▶ _EXERCISE_
Locate the lines where "problem" occurs and copy them as they stand.

▶ _GIVEN INFORMATION_
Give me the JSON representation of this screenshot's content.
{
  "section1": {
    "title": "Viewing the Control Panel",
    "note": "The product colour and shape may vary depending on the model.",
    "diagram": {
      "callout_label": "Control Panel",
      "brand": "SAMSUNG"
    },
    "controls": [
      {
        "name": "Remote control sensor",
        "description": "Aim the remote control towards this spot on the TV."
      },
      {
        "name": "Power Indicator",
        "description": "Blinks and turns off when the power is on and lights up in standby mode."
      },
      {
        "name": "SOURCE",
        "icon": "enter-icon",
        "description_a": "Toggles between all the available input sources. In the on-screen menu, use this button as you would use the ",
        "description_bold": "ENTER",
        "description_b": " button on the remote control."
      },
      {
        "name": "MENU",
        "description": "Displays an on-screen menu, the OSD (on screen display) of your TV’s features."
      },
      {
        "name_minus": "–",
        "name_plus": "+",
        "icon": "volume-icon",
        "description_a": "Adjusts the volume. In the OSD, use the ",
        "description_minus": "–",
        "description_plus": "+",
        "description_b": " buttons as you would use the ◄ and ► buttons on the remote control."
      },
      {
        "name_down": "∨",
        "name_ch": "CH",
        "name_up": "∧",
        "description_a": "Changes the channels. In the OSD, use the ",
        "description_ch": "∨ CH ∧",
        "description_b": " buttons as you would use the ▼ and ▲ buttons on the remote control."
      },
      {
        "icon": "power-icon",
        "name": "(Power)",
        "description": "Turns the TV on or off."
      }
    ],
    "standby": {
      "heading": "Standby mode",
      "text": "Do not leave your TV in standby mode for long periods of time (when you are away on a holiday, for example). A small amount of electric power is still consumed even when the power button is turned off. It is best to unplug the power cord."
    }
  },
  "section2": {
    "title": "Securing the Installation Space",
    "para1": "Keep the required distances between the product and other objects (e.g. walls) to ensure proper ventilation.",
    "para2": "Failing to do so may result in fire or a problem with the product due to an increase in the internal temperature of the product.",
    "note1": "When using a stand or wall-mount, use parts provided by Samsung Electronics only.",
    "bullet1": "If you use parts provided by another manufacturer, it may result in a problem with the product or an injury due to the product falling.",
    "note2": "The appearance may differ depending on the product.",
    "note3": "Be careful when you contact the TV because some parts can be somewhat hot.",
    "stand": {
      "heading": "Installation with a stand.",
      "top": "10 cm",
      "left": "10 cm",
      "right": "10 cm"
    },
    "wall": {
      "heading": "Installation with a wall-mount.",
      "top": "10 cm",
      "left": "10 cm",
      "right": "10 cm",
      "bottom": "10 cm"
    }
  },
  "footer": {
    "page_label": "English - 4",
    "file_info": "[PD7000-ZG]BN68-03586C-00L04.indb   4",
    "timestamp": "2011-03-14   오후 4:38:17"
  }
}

---

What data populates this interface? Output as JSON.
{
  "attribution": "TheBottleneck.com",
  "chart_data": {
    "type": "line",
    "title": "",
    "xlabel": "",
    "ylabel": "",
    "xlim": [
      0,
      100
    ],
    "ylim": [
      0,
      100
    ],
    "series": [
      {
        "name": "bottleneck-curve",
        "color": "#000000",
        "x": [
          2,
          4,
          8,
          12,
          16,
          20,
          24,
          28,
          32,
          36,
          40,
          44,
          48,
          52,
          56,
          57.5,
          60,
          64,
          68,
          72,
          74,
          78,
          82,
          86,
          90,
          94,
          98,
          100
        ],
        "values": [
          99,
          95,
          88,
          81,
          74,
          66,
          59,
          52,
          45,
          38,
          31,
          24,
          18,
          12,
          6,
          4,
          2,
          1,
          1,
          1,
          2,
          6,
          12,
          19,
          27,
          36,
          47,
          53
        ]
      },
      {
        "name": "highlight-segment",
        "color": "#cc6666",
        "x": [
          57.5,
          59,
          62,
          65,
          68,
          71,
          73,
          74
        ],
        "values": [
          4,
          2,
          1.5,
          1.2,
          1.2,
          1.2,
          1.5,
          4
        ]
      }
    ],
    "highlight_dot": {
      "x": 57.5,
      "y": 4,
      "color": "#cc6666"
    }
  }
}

▶ _TASK RESULT_
    "para2": "Failing to do so may result in fire or a problem with the product due to an increase in the internal temperature of the product.",
    "bullet1": "If you use parts provided by another manufacturer, it may result in a problem with the product or an injury due to the product falling.",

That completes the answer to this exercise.